(Collection entries)
____________________
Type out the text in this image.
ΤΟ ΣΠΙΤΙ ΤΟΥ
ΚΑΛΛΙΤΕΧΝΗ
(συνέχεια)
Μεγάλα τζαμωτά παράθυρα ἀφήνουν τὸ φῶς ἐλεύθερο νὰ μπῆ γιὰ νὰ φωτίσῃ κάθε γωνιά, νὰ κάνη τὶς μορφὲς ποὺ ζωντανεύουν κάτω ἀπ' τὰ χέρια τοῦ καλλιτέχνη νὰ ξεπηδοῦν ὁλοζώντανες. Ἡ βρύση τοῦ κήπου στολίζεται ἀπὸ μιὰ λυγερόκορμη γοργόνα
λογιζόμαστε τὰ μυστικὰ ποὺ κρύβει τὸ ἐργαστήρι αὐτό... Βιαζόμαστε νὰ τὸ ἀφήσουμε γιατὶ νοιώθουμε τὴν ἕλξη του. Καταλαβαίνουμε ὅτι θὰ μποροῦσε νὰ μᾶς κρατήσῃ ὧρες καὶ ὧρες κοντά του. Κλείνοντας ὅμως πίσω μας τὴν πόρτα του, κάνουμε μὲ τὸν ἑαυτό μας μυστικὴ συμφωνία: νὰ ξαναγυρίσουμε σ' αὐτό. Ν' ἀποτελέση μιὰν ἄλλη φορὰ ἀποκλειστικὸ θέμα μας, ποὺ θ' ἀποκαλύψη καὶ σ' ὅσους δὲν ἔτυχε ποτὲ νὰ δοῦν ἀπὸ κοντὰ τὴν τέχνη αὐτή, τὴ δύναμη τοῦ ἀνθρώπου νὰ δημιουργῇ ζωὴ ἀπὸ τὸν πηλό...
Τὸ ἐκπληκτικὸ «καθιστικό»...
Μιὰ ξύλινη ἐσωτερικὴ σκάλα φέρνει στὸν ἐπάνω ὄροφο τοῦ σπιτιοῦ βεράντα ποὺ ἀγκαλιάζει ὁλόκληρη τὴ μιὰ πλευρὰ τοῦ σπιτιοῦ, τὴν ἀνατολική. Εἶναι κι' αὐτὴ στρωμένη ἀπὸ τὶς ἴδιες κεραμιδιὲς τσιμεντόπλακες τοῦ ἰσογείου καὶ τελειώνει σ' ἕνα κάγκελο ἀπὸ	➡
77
____________________
**EXERCISE INSTRUCTIONS:** Extract the complete data, matching each line exactly.

**CORRECT OUTPUT:**
Type out the text in this image.
ΤΟ ΣΠΙΤΙ ΤΟΥ
ΚΑΛΛΙΤΕΧΝΗ
(συνέχεια)
Μεγάλα τζαμωτά παράθυρα ἀφήνουν τὸ φῶς ἐλεύθερο νὰ μπῆ γιὰ νὰ φωτίσῃ κάθε γωνιά, νὰ κάνη τὶς μορφὲς ποὺ ζωντανεύουν κάτω ἀπ' τὰ χέρια τοῦ καλλιτέχνη νὰ ξεπηδοῦν ὁλοζώντανες. Ἡ βρύση τοῦ κήπου στολίζεται ἀπὸ μιὰ λυγερόκορμη γοργόνα
λογιζόμαστε τὰ μυστικὰ ποὺ κρύβει τὸ ἐργαστήρι αὐτό... Βιαζόμαστε νὰ τὸ ἀφήσουμε γιατὶ νοιώθουμε τὴν ἕλξη του. Καταλαβαίνουμε ὅτι θὰ μποροῦσε νὰ μᾶς κρατήσῃ ὧρες καὶ ὧρες κοντά του. Κλείνοντας ὅμως πίσω μας τὴν πόρτα του, κάνουμε μὲ τὸν ἑαυτό μας μυστικὴ συμφωνία: νὰ ξαναγυρίσουμε σ' αὐτό. Ν' ἀποτελέση μιὰν ἄλλη φορὰ ἀποκλειστικὸ θέμα μας, ποὺ θ' ἀποκαλύψη καὶ σ' ὅσους δὲν ἔτυχε ποτὲ νὰ δοῦν ἀπὸ κοντὰ τὴν τέχνη αὐτή, τὴ δύναμη τοῦ ἀνθρώπου νὰ δημιουργῇ ζωὴ ἀπὸ τὸν πηλό...
Τὸ ἐκπληκτικὸ «καθιστικό»...
Μιὰ ξύλινη ἐσωτερικὴ σκάλα φέρνει στὸν ἐπάνω ὄροφο τοῦ σπιτιοῦ βεράντα ποὺ ἀγκαλιάζει ὁλόκληρη τὴ μιὰ πλευρὰ τοῦ σπιτιοῦ, τὴν ἀνατολική. Εἶναι κι' αὐτὴ στρωμένη ἀπὸ τὶς ἴδιες κεραμιδιὲς τσιμεντόπλακες τοῦ ἰσογείου καὶ τελειώνει σ' ἕνα κάγκελο ἀπὸ	➡
77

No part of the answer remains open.